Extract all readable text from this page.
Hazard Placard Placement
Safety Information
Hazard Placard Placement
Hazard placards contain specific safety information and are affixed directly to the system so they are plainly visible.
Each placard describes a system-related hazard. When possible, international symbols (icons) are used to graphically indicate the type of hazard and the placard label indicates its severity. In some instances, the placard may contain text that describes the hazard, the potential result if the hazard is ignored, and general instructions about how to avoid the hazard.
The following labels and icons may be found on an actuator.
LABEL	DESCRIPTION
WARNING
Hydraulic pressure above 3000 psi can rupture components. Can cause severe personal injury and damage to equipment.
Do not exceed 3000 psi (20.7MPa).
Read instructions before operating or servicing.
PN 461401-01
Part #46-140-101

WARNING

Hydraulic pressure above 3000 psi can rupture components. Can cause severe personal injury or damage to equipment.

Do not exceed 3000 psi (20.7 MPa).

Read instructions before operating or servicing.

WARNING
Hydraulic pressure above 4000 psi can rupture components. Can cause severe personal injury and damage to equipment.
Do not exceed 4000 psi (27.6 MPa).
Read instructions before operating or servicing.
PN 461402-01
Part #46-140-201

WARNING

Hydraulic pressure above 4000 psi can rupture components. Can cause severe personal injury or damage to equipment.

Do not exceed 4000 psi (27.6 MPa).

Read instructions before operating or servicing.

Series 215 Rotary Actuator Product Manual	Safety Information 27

--------

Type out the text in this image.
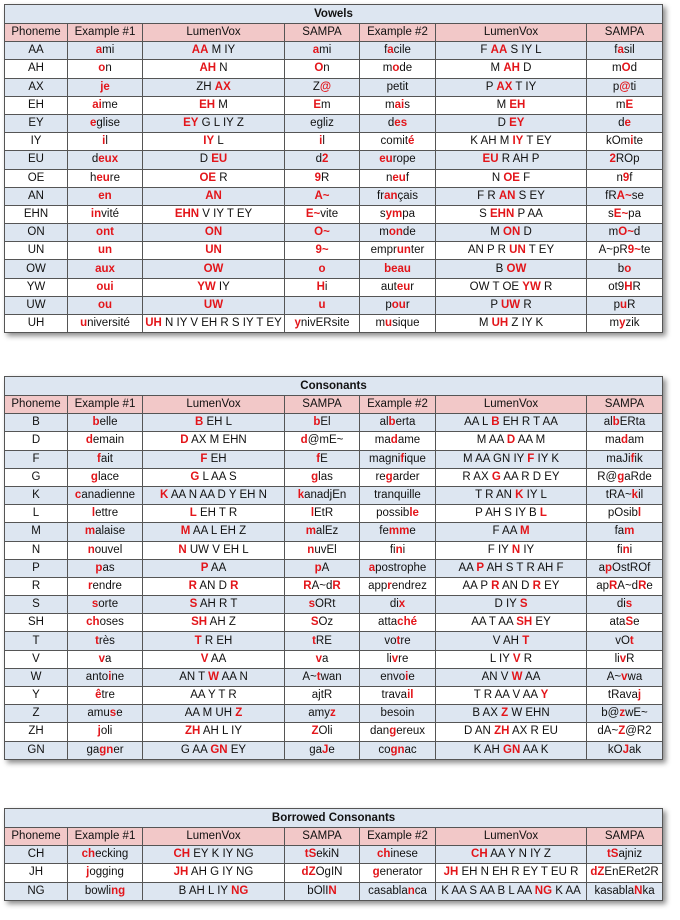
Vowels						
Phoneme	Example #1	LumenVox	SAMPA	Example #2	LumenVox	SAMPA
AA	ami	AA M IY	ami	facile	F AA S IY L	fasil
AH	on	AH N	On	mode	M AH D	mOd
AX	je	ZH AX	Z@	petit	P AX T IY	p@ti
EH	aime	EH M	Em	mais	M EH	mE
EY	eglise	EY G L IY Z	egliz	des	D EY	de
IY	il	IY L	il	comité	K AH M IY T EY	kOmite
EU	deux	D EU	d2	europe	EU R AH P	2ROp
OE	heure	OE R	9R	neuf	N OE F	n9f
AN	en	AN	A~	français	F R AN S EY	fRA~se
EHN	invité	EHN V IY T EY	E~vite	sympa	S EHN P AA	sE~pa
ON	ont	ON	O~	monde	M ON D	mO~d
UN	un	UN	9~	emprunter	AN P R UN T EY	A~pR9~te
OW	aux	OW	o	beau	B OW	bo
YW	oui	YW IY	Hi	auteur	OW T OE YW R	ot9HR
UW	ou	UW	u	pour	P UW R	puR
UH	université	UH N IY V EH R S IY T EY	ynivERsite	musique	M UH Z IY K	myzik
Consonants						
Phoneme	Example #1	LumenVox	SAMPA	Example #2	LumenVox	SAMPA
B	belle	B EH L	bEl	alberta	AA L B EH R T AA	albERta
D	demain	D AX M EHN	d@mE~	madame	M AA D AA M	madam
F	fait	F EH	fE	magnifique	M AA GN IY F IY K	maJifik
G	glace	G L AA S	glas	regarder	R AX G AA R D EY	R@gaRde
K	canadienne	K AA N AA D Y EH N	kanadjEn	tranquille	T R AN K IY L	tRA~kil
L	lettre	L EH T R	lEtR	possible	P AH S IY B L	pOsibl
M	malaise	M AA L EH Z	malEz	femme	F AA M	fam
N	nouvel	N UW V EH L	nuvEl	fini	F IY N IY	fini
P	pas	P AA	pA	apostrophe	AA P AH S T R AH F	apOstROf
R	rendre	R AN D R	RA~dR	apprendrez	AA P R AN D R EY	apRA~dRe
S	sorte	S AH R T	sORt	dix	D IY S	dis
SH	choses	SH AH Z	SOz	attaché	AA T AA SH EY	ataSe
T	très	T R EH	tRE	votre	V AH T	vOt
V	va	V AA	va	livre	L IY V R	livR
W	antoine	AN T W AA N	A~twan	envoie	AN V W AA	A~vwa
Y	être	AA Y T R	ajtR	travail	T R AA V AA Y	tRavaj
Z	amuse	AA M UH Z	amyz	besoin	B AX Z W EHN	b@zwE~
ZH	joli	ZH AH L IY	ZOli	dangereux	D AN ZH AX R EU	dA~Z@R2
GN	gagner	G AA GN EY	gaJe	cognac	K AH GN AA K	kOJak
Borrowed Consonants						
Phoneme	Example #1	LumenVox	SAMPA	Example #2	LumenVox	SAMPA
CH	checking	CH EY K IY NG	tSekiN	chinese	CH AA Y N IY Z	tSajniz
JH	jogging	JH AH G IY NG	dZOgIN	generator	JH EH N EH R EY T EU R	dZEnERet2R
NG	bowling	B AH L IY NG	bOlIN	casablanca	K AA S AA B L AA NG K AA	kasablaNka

--------

- _Your objective_
Gather each line that holds "rupture".

- _Answer to the exercise_
Hydraulic pressure above 3000 psi can rupture components. Can cause severe personal injury and damage to equipment.
Hydraulic pressure above 3000 psi can rupture components. Can cause severe personal injury or damage to equipment.
Hydraulic pressure above 4000 psi can rupture components. Can cause severe personal injury and damage to equipment.
Hydraulic pressure above 4000 psi can rupture components. Can cause severe personal injury or damage to equipment.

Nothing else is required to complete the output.